■ What to work on ■
Scan the records and identify every line in which the string "data" occurs, then return those lines.

■ Record excerpts ■
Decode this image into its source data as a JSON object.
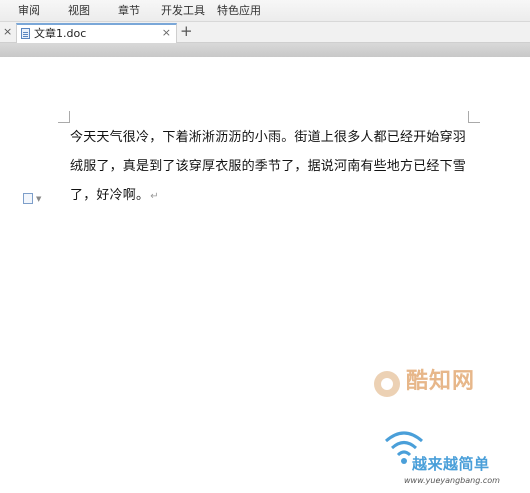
{
  "menu": {
    "items": [
      {
        "label": "审阅"
      },
      {
        "label": "视图"
      },
      {
        "label": "章节"
      },
      {
        "label": "开发工具"
      },
      {
        "label": "特色应用"
      }
    ]
  },
  "tabs": {
    "close_left": "×",
    "active_title": "文章1.doc",
    "close": "×",
    "add": "+"
  },
  "document": {
    "paragraph": "今天天气很冷，下着淅淅沥沥的小雨。街道上很多人都已经开始穿羽绒服了，真是到了该穿厚衣服的季节了，据说河南有些地方已经下雪了，好冷啊。",
    "paragraph_mark": "↵"
  },
  "watermark": {
    "logo_text": "酷知网",
    "brand_text": "越来越简单",
    "url": "www.yueyangbang.com"
  },
  "colors": {
    "tab_accent": "#7aa7d8",
    "watermark_orange": "#e7b78a",
    "watermark_blue": "#4a9fd9"
  }
}
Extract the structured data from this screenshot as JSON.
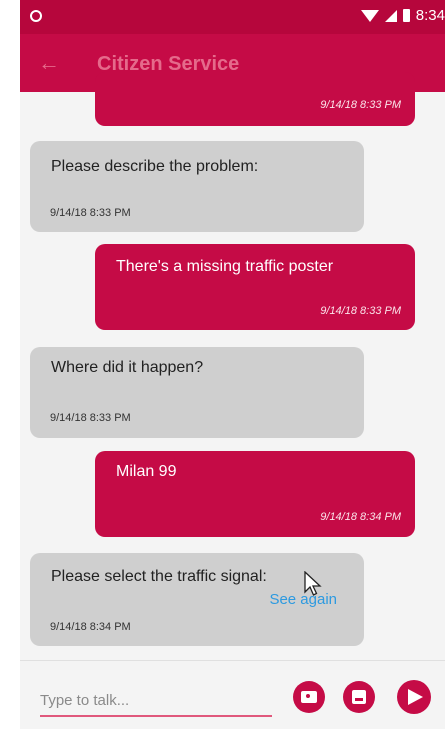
{
  "status_bar": {
    "time": "8:34"
  },
  "app_bar": {
    "title": "Citizen Service",
    "back_icon": "arrow-left-icon"
  },
  "messages": [
    {
      "side": "out",
      "text": "",
      "time": "9/14/18 8:33 PM"
    },
    {
      "side": "in",
      "text": "Please describe the problem:",
      "time": "9/14/18 8:33 PM"
    },
    {
      "side": "out",
      "text": "There's a missing traffic poster",
      "time": "9/14/18 8:33 PM"
    },
    {
      "side": "in",
      "text": "Where did it happen?",
      "time": "9/14/18 8:33 PM"
    },
    {
      "side": "out",
      "text": "Milan 99",
      "time": "9/14/18 8:34 PM"
    },
    {
      "side": "in",
      "text": "Please select the traffic signal:",
      "link": "See again",
      "time": "9/14/18 8:34 PM"
    }
  ],
  "composer": {
    "placeholder": "Type to talk...",
    "camera_icon": "camera-icon",
    "gallery_icon": "image-icon",
    "send_icon": "send-icon"
  },
  "colors": {
    "primary": "#c50b46",
    "status_bar": "#b6063c",
    "incoming": "#cfcfcf",
    "link": "#2d9ae0"
  }
}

■ Solution for this problem ■
Decode this image into its source data as a JSON object.
Extract the structured data from this screenshot as JSON.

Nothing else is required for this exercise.